* _ENTRIES SHOWN_:
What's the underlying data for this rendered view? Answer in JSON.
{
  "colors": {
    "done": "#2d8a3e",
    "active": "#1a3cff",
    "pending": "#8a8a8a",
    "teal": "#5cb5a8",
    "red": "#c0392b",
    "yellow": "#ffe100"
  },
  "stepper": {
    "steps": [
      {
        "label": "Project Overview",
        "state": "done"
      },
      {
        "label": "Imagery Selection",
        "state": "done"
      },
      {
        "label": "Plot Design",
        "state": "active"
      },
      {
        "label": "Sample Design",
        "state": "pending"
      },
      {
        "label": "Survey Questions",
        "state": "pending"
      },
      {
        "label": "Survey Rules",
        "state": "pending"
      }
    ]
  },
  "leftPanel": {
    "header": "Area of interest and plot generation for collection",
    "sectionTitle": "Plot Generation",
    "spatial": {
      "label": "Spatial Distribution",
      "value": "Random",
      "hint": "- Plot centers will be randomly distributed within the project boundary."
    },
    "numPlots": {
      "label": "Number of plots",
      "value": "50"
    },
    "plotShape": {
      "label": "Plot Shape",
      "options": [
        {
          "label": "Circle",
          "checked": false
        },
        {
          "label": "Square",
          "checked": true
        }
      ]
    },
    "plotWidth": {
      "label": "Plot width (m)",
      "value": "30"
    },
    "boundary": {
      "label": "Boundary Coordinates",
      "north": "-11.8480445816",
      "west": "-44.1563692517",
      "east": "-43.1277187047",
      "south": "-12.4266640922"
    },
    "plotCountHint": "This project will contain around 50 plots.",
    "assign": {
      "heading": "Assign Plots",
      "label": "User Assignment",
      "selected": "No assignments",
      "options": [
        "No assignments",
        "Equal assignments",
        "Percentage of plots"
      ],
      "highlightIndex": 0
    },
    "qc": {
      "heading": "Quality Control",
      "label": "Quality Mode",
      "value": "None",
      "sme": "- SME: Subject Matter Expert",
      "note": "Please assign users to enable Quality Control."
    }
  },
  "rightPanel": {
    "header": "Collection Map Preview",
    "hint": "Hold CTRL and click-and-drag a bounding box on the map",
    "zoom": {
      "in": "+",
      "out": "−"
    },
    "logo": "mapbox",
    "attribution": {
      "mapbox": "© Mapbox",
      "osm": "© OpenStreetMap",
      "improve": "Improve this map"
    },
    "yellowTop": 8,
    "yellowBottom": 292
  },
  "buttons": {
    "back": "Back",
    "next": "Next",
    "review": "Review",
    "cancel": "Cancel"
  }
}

* _SET TASK_:
Extract each line from the entries above that contains the string "Survey".

* _EXPECTED OUTPUT_:
        "label": "Survey Questions",
        "label": "Survey Rules",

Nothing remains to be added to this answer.